[Provided entries]

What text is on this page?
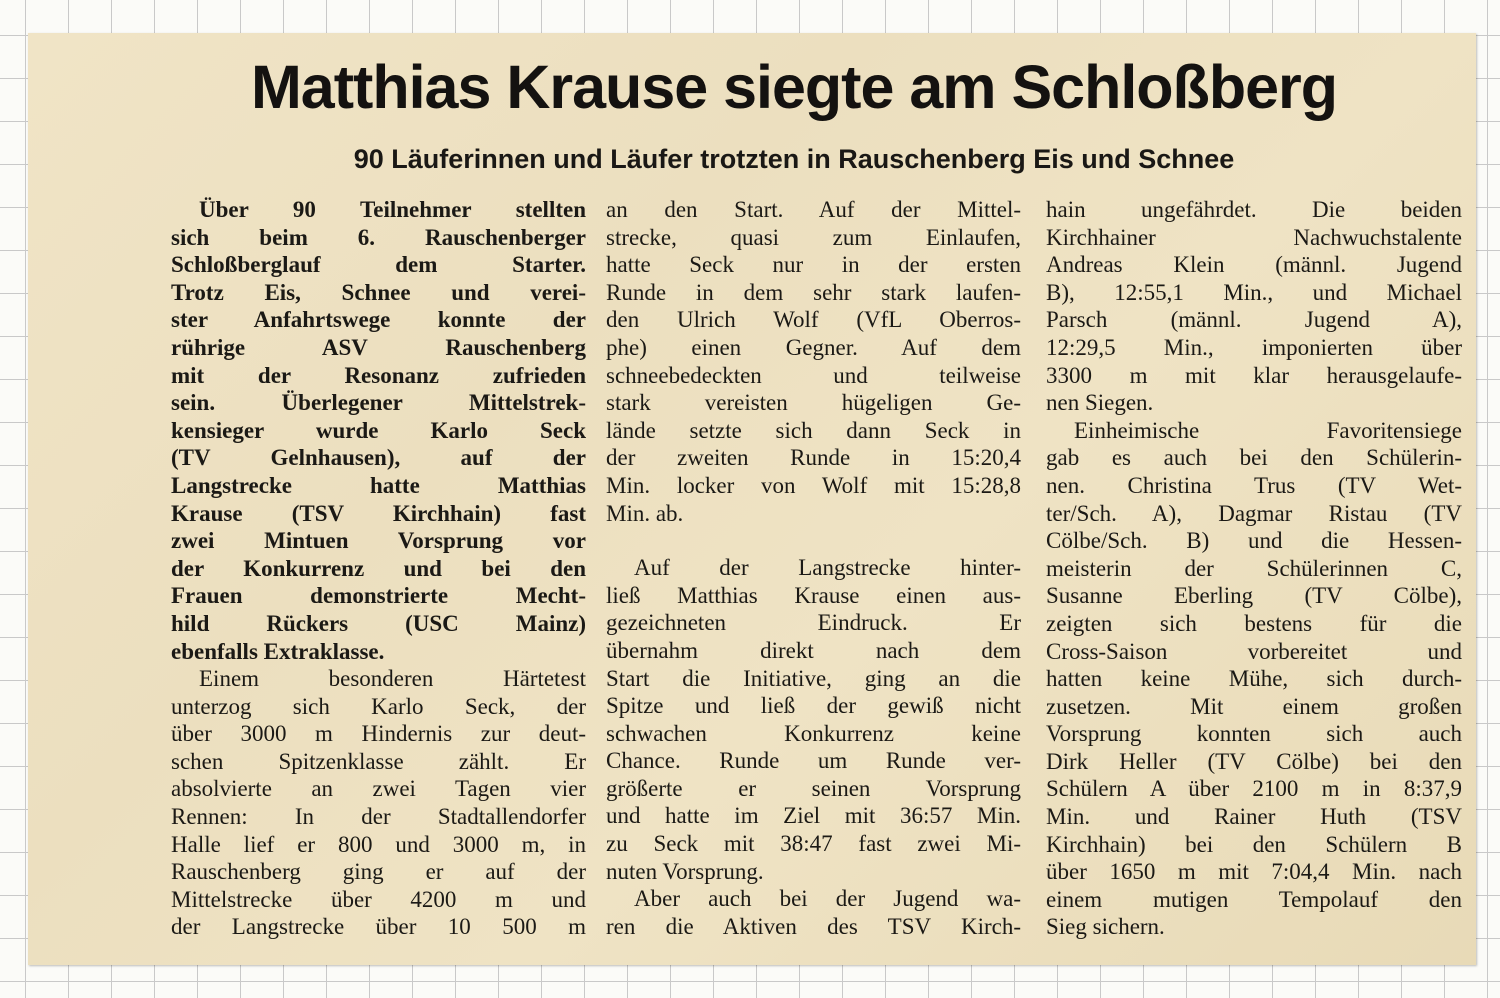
Matthias Krause siegte am Schloßberg
90 Läuferinnen und Läufer trotzten in Rauschenberg Eis und Schnee

Über 90 Teilnehmer stellten

sich beim 6. Rauschenberger

Schloßberglauf dem Starter.

Trotz Eis, Schnee und verei-

ster Anfahrtswege konnte der

rührige ASV Rauschenberg

mit der Resonanz zufrieden

sein. Überlegener Mittelstrek-

kensieger wurde Karlo Seck

(TV Gelnhausen), auf der

Langstrecke hatte Matthias

Krause (TSV Kirchhain) fast

zwei Mintuen Vorsprung vor

der Konkurrenz und bei den

Frauen demonstrierte Mecht-

hild Rückers (USC Mainz)

ebenfalls Extraklasse.

Einem besonderen Härtetest

unterzog sich Karlo Seck, der

über 3000 m Hindernis zur deut-

schen Spitzenklasse zählt. Er

absolvierte an zwei Tagen vier

Rennen: In der Stadtallendorfer

Halle lief er 800 und 3000 m, in

Rauschenberg ging er auf der

Mittelstrecke über 4200 m und

der Langstrecke über 10 500 m

an den Start. Auf der Mittel-

strecke, quasi zum Einlaufen,

hatte Seck nur in der ersten

Runde in dem sehr stark laufen-

den Ulrich Wolf (VfL Oberros-

phe) einen Gegner. Auf dem

schneebedeckten und teilweise

stark vereisten hügeligen Ge-

lände setzte sich dann Seck in

der zweiten Runde in 15:20,4

Min. locker von Wolf mit 15:28,8

Min. ab.

Auf der Langstrecke hinter-

ließ Matthias Krause einen aus-

gezeichneten Eindruck. Er

übernahm direkt nach dem

Start die Initiative, ging an die

Spitze und ließ der gewiß nicht

schwachen Konkurrenz keine

Chance. Runde um Runde ver-

größerte er seinen Vorsprung

und hatte im Ziel mit 36:57 Min.

zu Seck mit 38:47 fast zwei Mi-

nuten Vorsprung.

Aber auch bei der Jugend wa-

ren die Aktiven des TSV Kirch-

hain ungefährdet. Die beiden

Kirchhainer Nachwuchstalente

Andreas Klein (männl. Jugend

B), 12:55,1 Min., und Michael

Parsch (männl. Jugend A),

12:29,5 Min., imponierten über

3300 m mit klar herausgelaufe-

nen Siegen.

Einheimische Favoritensiege

gab es auch bei den Schülerin-

nen. Christina Trus (TV Wet-

ter/Sch. A), Dagmar Ristau (TV

Cölbe/Sch. B) und die Hessen-

meisterin der Schülerinnen C,

Susanne Eberling (TV Cölbe),

zeigten sich bestens für die

Cross-Saison vorbereitet und

hatten keine Mühe, sich durch-

zusetzen. Mit einem großen

Vorsprung konnten sich auch

Dirk Heller (TV Cölbe) bei den

Schülern A über 2100 m in 8:37,9

Min. und Rainer Huth (TSV

Kirchhain) bei den Schülern B

über 1650 m mit 7:04,4 Min. nach

einem mutigen Tempolauf den

Sieg sichern.
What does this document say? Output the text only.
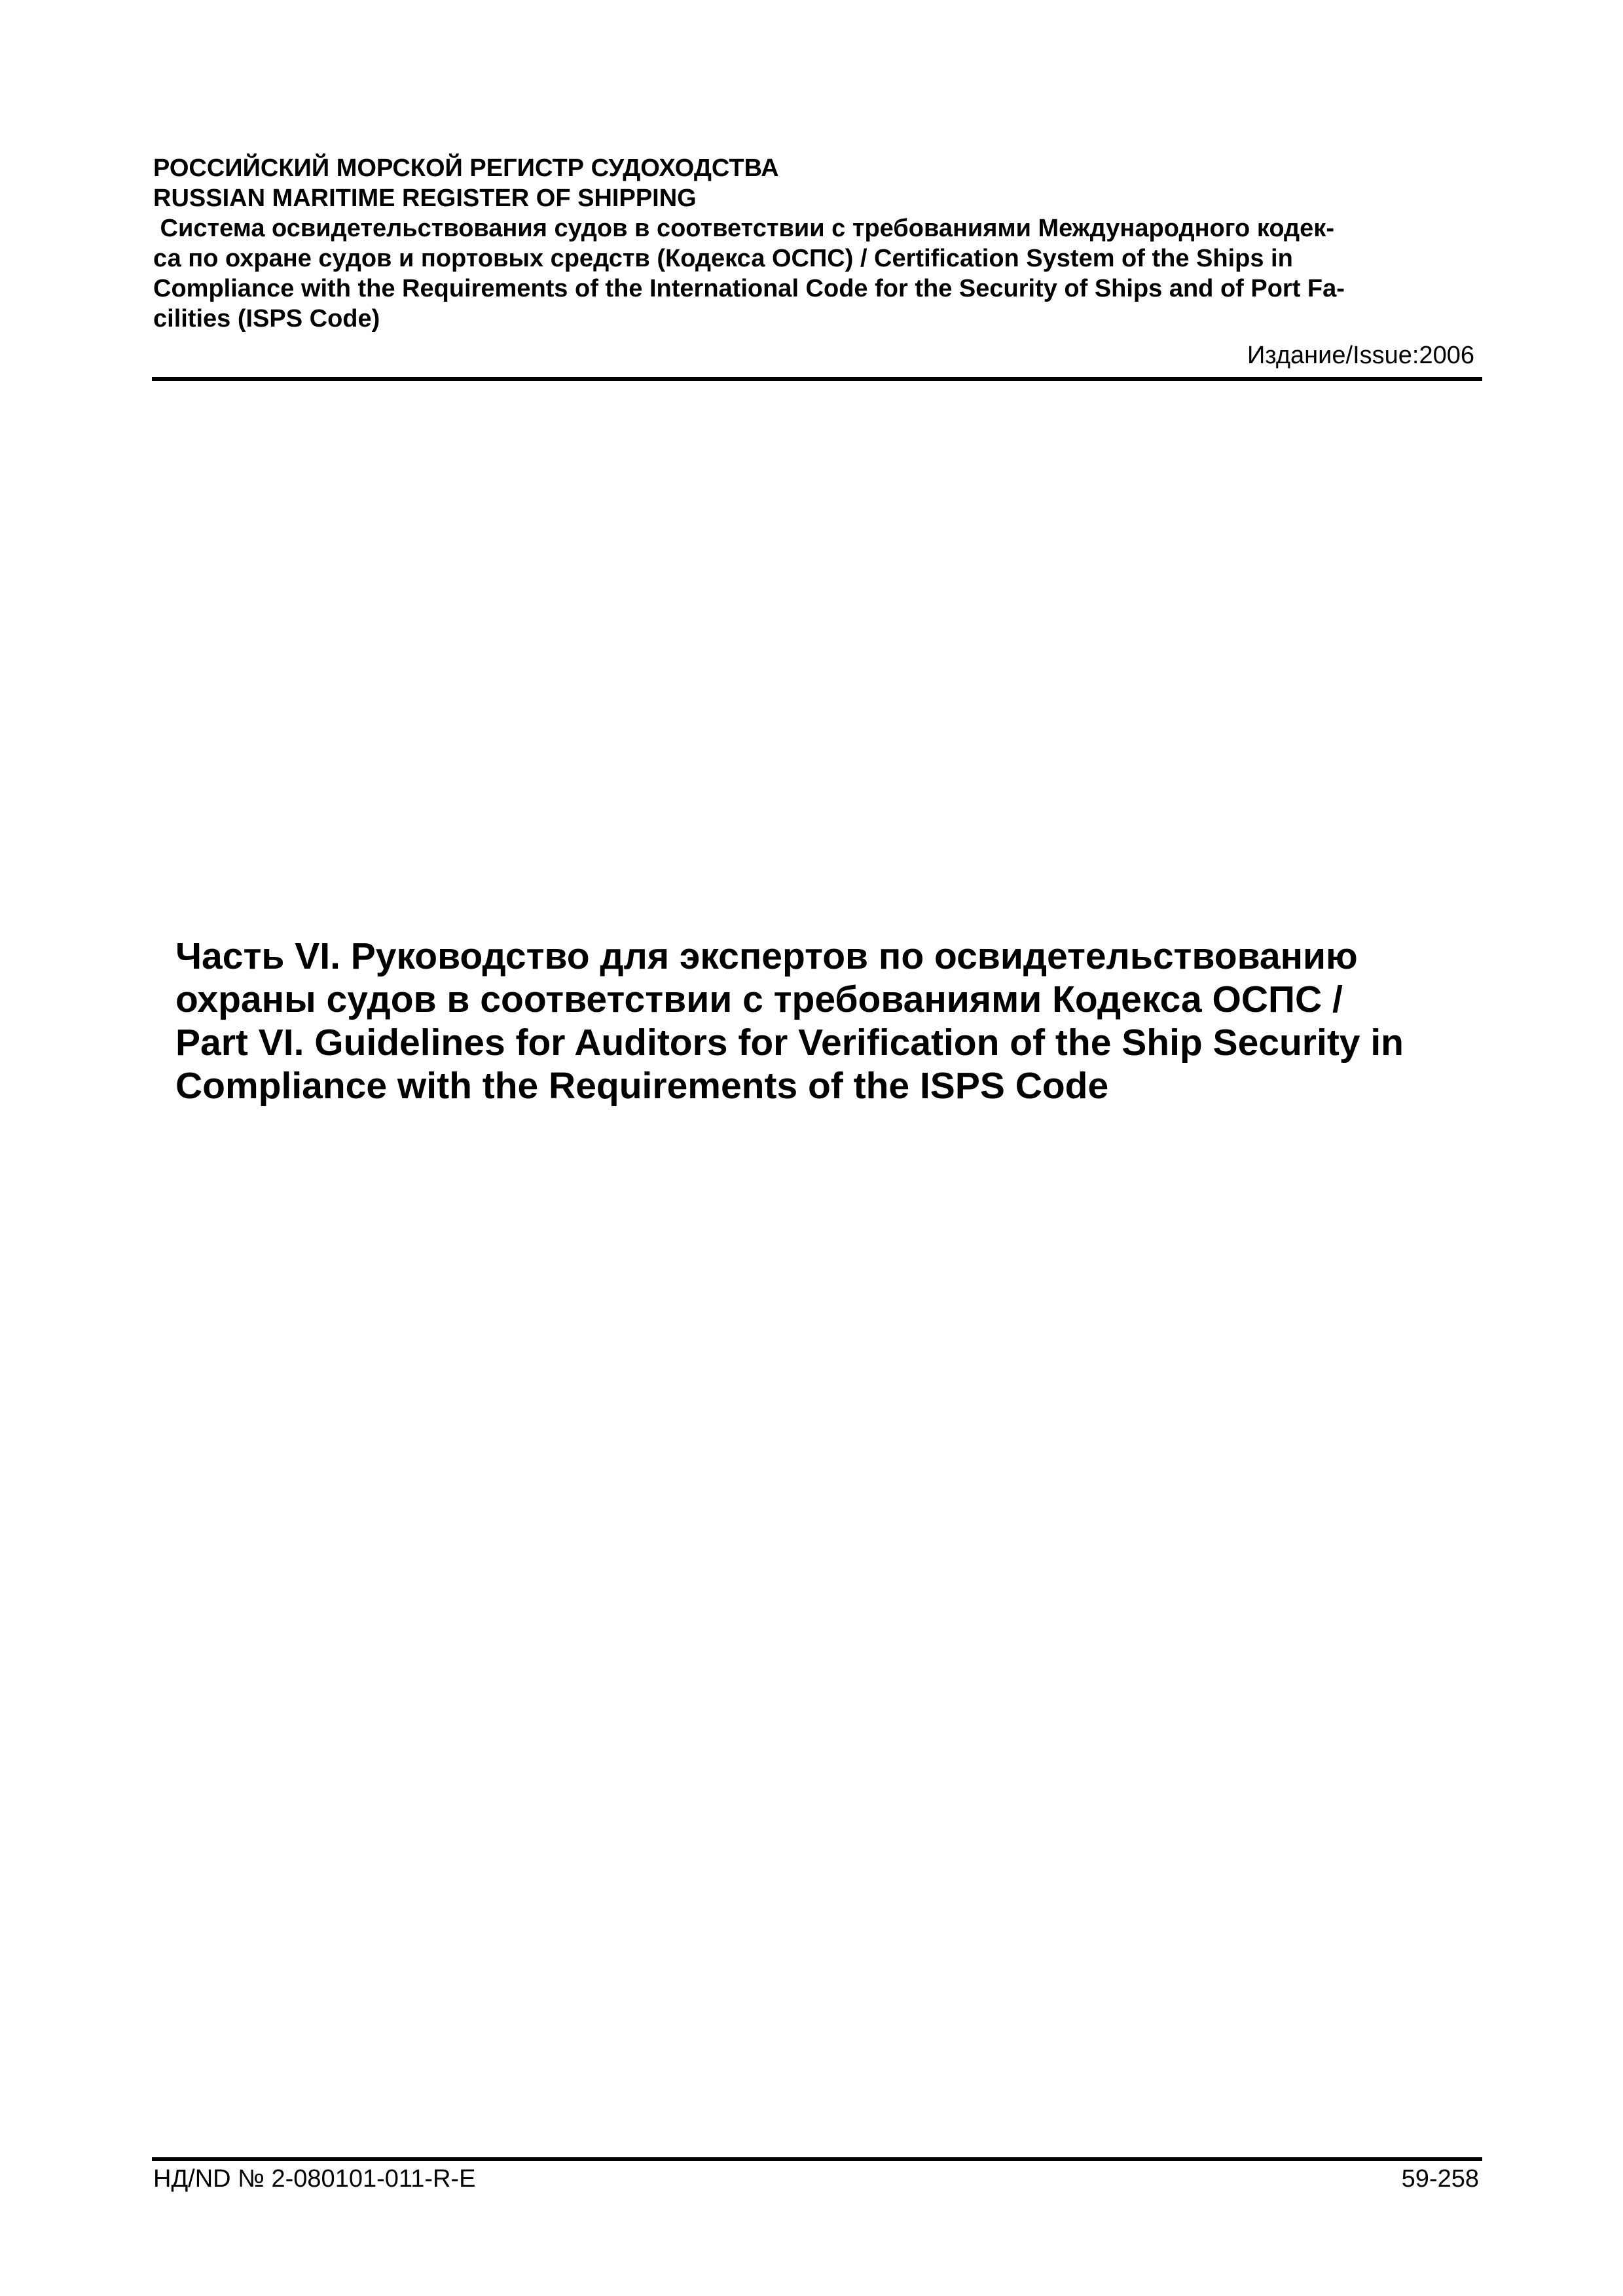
РОССИЙСКИЙ МОРСКОЙ РЕГИСТР СУДОХОДСТВА
RUSSIAN MARITIME REGISTER OF SHIPPING
Система освидетельствования судов в соответствии с требованиями Международного кодек-
са по охране судов и портовых средств (Кодекса ОСПС) / Certification System of the Ships in
Compliance with the Requirements of the International Code for the Security of Ships and of Port Fa-
cilities (ISPS Code)
Издание/Issue:2006
Часть VI. Руководство для экспертов по освидетельствованию
охраны судов в соответствии с требованиями Кодекса ОСПС /
Part VI. Guidelines for Auditors for Verification of the Ship Security in
Compliance with the Requirements of the ISPS Code
НД/ND № 2-080101-011-R-E	59-258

[Directions for this task]
Print all of the records shown above exactly, leaving out each picture.

[Output for this exercise]
What text is on this page?
Matthias Krause siegte am Schloßberg
90 Läuferinnen und Läufer trotzten in Rauschenberg Eis und Schnee

Über 90 Teilnehmer stellten

sich beim 6. Rauschenberger

Schloßberglauf dem Starter.

Trotz Eis, Schnee und verei-

ster Anfahrtswege konnte der

rührige ASV Rauschenberg

mit der Resonanz zufrieden

sein. Überlegener Mittelstrek-

kensieger wurde Karlo Seck

(TV Gelnhausen), auf der

Langstrecke hatte Matthias

Krause (TSV Kirchhain) fast

zwei Mintuen Vorsprung vor

der Konkurrenz und bei den

Frauen demonstrierte Mecht-

hild Rückers (USC Mainz)

ebenfalls Extraklasse.

Einem besonderen Härtetest

unterzog sich Karlo Seck, der

über 3000 m Hindernis zur deut-

schen Spitzenklasse zählt. Er

absolvierte an zwei Tagen vier

Rennen: In der Stadtallendorfer

Halle lief er 800 und 3000 m, in

Rauschenberg ging er auf der

Mittelstrecke über 4200 m und

der Langstrecke über 10 500 m

an den Start. Auf der Mittel-

strecke, quasi zum Einlaufen,

hatte Seck nur in der ersten

Runde in dem sehr stark laufen-

den Ulrich Wolf (VfL Oberros-

phe) einen Gegner. Auf dem

schneebedeckten und teilweise

stark vereisten hügeligen Ge-

lände setzte sich dann Seck in

der zweiten Runde in 15:20,4

Min. locker von Wolf mit 15:28,8

Min. ab.

Auf der Langstrecke hinter-

ließ Matthias Krause einen aus-

gezeichneten Eindruck. Er

übernahm direkt nach dem

Start die Initiative, ging an die

Spitze und ließ der gewiß nicht

schwachen Konkurrenz keine

Chance. Runde um Runde ver-

größerte er seinen Vorsprung

und hatte im Ziel mit 36:57 Min.

zu Seck mit 38:47 fast zwei Mi-

nuten Vorsprung.

Aber auch bei der Jugend wa-

ren die Aktiven des TSV Kirch-

hain ungefährdet. Die beiden

Kirchhainer Nachwuchstalente

Andreas Klein (männl. Jugend

B), 12:55,1 Min., und Michael

Parsch (männl. Jugend A),

12:29,5 Min., imponierten über

3300 m mit klar herausgelaufe-

nen Siegen.

Einheimische Favoritensiege

gab es auch bei den Schülerin-

nen. Christina Trus (TV Wet-

ter/Sch. A), Dagmar Ristau (TV

Cölbe/Sch. B) und die Hessen-

meisterin der Schülerinnen C,

Susanne Eberling (TV Cölbe),

zeigten sich bestens für die

Cross-Saison vorbereitet und

hatten keine Mühe, sich durch-

zusetzen. Mit einem großen

Vorsprung konnten sich auch

Dirk Heller (TV Cölbe) bei den

Schülern A über 2100 m in 8:37,9

Min. und Rainer Huth (TSV

Kirchhain) bei den Schülern B

über 1650 m mit 7:04,4 Min. nach

einem mutigen Tempolauf den

Sieg sichern.
What does this document say? Output the text only.
РОССИЙСКИЙ МОРСКОЙ РЕГИСТР СУДОХОДСТВА
RUSSIAN MARITIME REGISTER OF SHIPPING
Система освидетельствования судов в соответствии с требованиями Международного кодек-
са по охране судов и портовых средств (Кодекса ОСПС) / Certification System of the Ships in
Compliance with the Requirements of the International Code for the Security of Ships and of Port Fa-
cilities (ISPS Code)
Издание/Issue:2006
Часть VI. Руководство для экспертов по освидетельствованию
охраны судов в соответствии с требованиями Кодекса ОСПС /
Part VI. Guidelines for Auditors for Verification of the Ship Security in
Compliance with the Requirements of the ISPS Code
НД/ND № 2-080101-011-R-E	59-258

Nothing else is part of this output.